Data:
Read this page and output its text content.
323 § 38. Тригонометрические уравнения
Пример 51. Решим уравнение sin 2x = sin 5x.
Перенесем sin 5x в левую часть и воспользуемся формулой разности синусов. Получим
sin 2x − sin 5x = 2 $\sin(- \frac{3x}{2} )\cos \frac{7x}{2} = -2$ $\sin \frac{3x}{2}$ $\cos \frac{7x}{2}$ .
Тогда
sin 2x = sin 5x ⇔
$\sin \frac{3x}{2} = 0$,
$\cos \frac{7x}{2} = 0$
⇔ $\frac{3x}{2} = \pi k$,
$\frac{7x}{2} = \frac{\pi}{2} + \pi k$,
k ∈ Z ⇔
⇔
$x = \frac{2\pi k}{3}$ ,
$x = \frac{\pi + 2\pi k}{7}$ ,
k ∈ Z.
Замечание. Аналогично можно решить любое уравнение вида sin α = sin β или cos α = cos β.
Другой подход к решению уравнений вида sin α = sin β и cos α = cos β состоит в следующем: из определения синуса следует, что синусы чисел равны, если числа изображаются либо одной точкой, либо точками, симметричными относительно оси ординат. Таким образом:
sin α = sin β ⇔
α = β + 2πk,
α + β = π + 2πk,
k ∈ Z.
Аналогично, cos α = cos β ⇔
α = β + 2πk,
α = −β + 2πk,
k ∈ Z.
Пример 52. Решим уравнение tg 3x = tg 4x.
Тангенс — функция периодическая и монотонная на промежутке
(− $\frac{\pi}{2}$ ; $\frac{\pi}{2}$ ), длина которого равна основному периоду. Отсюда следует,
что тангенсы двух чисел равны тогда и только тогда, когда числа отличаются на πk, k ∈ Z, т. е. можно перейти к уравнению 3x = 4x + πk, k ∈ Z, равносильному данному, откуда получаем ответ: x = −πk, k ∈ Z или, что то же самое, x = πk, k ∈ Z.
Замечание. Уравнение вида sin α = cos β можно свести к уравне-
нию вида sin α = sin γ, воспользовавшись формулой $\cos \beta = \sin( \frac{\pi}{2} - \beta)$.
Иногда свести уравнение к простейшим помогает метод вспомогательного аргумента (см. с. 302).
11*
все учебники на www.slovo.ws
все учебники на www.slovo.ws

Objective: Copy out each line exactly as written.

Response:
Read this page and output its text content.
323 § 38. Тригонометрические уравнения
Пример 51. Решим уравнение sin 2x = sin 5x.
Перенесем sin 5x в левую часть и воспользуемся формулой разности синусов. Получим
sin 2x − sin 5x = 2 $\sin(- \frac{3x}{2} )\cos \frac{7x}{2} = -2$ $\sin \frac{3x}{2}$ $\cos \frac{7x}{2}$ .
Тогда
sin 2x = sin 5x ⇔
$\sin \frac{3x}{2} = 0$,
$\cos \frac{7x}{2} = 0$
⇔ $\frac{3x}{2} = \pi k$,
$\frac{7x}{2} = \frac{\pi}{2} + \pi k$,
k ∈ Z ⇔
⇔
$x = \frac{2\pi k}{3}$ ,
$x = \frac{\pi + 2\pi k}{7}$ ,
k ∈ Z.
Замечание. Аналогично можно решить любое уравнение вида sin α = sin β или cos α = cos β.
Другой подход к решению уравнений вида sin α = sin β и cos α = cos β состоит в следующем: из определения синуса следует, что синусы чисел равны, если числа изображаются либо одной точкой, либо точками, симметричными относительно оси ординат. Таким образом:
sin α = sin β ⇔
α = β + 2πk,
α + β = π + 2πk,
k ∈ Z.
Аналогично, cos α = cos β ⇔
α = β + 2πk,
α = −β + 2πk,
k ∈ Z.
Пример 52. Решим уравнение tg 3x = tg 4x.
Тангенс — функция периодическая и монотонная на промежутке
(− $\frac{\pi}{2}$ ; $\frac{\pi}{2}$ ), длина которого равна основному периоду. Отсюда следует,
что тангенсы двух чисел равны тогда и только тогда, когда числа отличаются на πk, k ∈ Z, т. е. можно перейти к уравнению 3x = 4x + πk, k ∈ Z, равносильному данному, откуда получаем ответ: x = −πk, k ∈ Z или, что то же самое, x = πk, k ∈ Z.
Замечание. Уравнение вида sin α = cos β можно свести к уравне-
нию вида sin α = sin γ, воспользовавшись формулой $\cos \beta = \sin( \frac{\pi}{2} - \beta)$.
Иногда свести уравнение к простейшим помогает метод вспомогательного аргумента (см. с. 302).
11*
все учебники на www.slovo.ws
все учебники на www.slovo.ws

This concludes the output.